Entries from a dataset:
[start]
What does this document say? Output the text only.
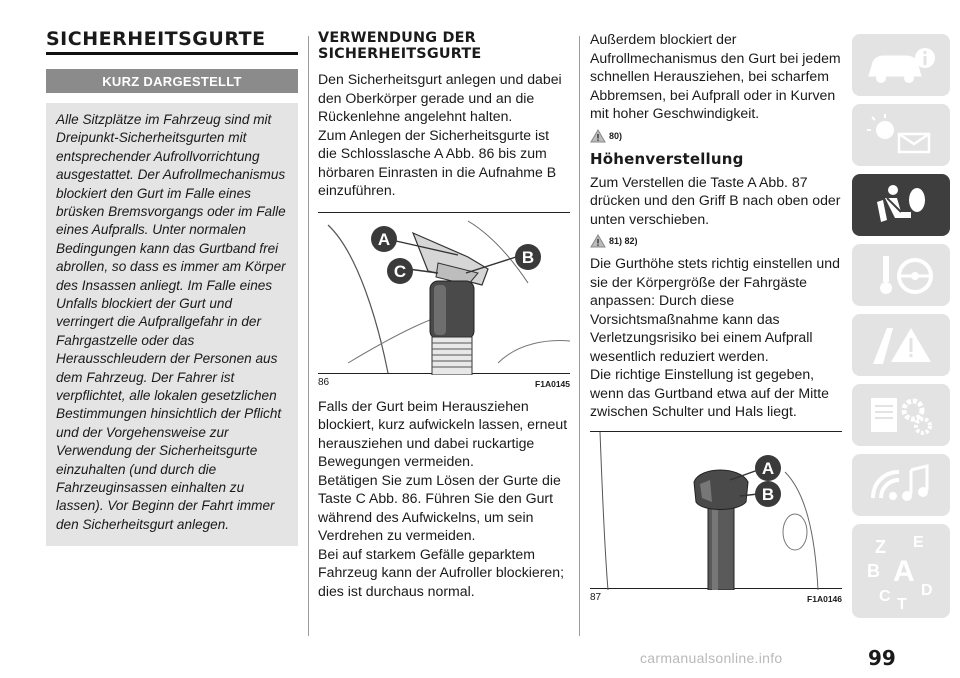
SICHERHEITSGURTE
KURZ DARGESTELLT

Alle Sitzplätze im Fahrzeug sind mit Dreipunkt-Sicherheitsgurten mit entsprechender Aufrollvorrichtung ausgestattet. Der Aufrollmechanismus blockiert den Gurt im Falle eines brüsken Bremsvorgangs oder im Falle eines Aufpralls. Unter normalen Bedingungen kann das Gurtband frei abrollen, so dass es immer am Körper des Insassen anliegt. Im Falle eines Unfalls blockiert der Gurt und verringert die Aufprallgefahr in der Fahrgastzelle oder das Herausschleudern der Personen aus dem Fahrzeug. Der Fahrer ist verpflichtet, alle lokalen gesetzlichen Bestimmungen hinsichtlich der Pflicht und der Vorgehensweise zur Verwendung der Sicherheitsgurte einzuhalten (und durch die Fahrzeuginsassen einhalten zu lassen). Vor Beginn der Fahrt immer den Sicherheitsgurt anlegen.

VERWENDUNG DER
SICHERHEITSGURTE

Den Sicherheitsgurt anlegen und dabei den Oberkörper gerade und an die Rückenlehne angelehnt halten.

Zum Anlegen der Sicherheitsgurte ist die Schlosslasche A Abb. 86 bis zum hörbaren Einrasten in die Aufnahme B einzuführen.

A
B
C
86	F1A0145

Falls der Gurt beim Herausziehen blockiert, kurz aufwickeln lassen, erneut herausziehen und dabei ruckartige Bewegungen vermeiden.

Betätigen Sie zum Lösen der Gurte die Taste C Abb. 86. Führen Sie den Gurt während des Aufwickelns, um sein Verdrehen zu vermeiden.

Bei auf starkem Gefälle geparktem Fahrzeug kann der Aufroller blockieren; dies ist durchaus normal.

Außerdem blockiert der Aufrollmechanismus den Gurt bei jedem schnellen Herausziehen, bei scharfem Abbremsen, bei Aufprall oder in Kurven mit hoher Geschwindigkeit.

80)
Höhenverstellung

Zum Verstellen die Taste A Abb. 87 drücken und den Griff B nach oben oder unten verschieben.

81) 82)

Die Gurthöhe stets richtig einstellen und sie der Körpergröße der Fahrgäste anpassen: Durch diese Vorsichtsmaßnahme kann das Verletzungsrisiko bei einem Aufprall wesentlich reduziert werden.

Die richtige Einstellung ist gegeben, wenn das Gurtband etwa auf der Mitte zwischen Schulter und Hals liegt.

A
B
87	F1A0146
Z E
B A
C T
D
99
carmanualsonline.info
[end]
Description of the task: Write the lines above out again exactly, without any of their pictures.

Written response:
What does this document say? Output the text only.
SICHERHEITSGURTE
KURZ DARGESTELLT

Alle Sitzplätze im Fahrzeug sind mit Dreipunkt-Sicherheitsgurten mit entsprechender Aufrollvorrichtung ausgestattet. Der Aufrollmechanismus blockiert den Gurt im Falle eines brüsken Bremsvorgangs oder im Falle eines Aufpralls. Unter normalen Bedingungen kann das Gurtband frei abrollen, so dass es immer am Körper des Insassen anliegt. Im Falle eines Unfalls blockiert der Gurt und verringert die Aufprallgefahr in der Fahrgastzelle oder das Herausschleudern der Personen aus dem Fahrzeug. Der Fahrer ist verpflichtet, alle lokalen gesetzlichen Bestimmungen hinsichtlich der Pflicht und der Vorgehensweise zur Verwendung der Sicherheitsgurte einzuhalten (und durch die Fahrzeuginsassen einhalten zu lassen). Vor Beginn der Fahrt immer den Sicherheitsgurt anlegen.

VERWENDUNG DER
SICHERHEITSGURTE

Den Sicherheitsgurt anlegen und dabei den Oberkörper gerade und an die Rückenlehne angelehnt halten.

Zum Anlegen der Sicherheitsgurte ist die Schlosslasche A Abb. 86 bis zum hörbaren Einrasten in die Aufnahme B einzuführen.

A
B
C
86	F1A0145

Falls der Gurt beim Herausziehen blockiert, kurz aufwickeln lassen, erneut herausziehen und dabei ruckartige Bewegungen vermeiden.

Betätigen Sie zum Lösen der Gurte die Taste C Abb. 86. Führen Sie den Gurt während des Aufwickelns, um sein Verdrehen zu vermeiden.

Bei auf starkem Gefälle geparktem Fahrzeug kann der Aufroller blockieren; dies ist durchaus normal.

Außerdem blockiert der Aufrollmechanismus den Gurt bei jedem schnellen Herausziehen, bei scharfem Abbremsen, bei Aufprall oder in Kurven mit hoher Geschwindigkeit.

80)
Höhenverstellung

Zum Verstellen die Taste A Abb. 87 drücken und den Griff B nach oben oder unten verschieben.

81) 82)

Die Gurthöhe stets richtig einstellen und sie der Körpergröße der Fahrgäste anpassen: Durch diese Vorsichtsmaßnahme kann das Verletzungsrisiko bei einem Aufprall wesentlich reduziert werden.

Die richtige Einstellung ist gegeben, wenn das Gurtband etwa auf der Mitte zwischen Schulter und Hals liegt.

A
B
87	F1A0146
Z E
B A
C T
D
99
carmanualsonline.info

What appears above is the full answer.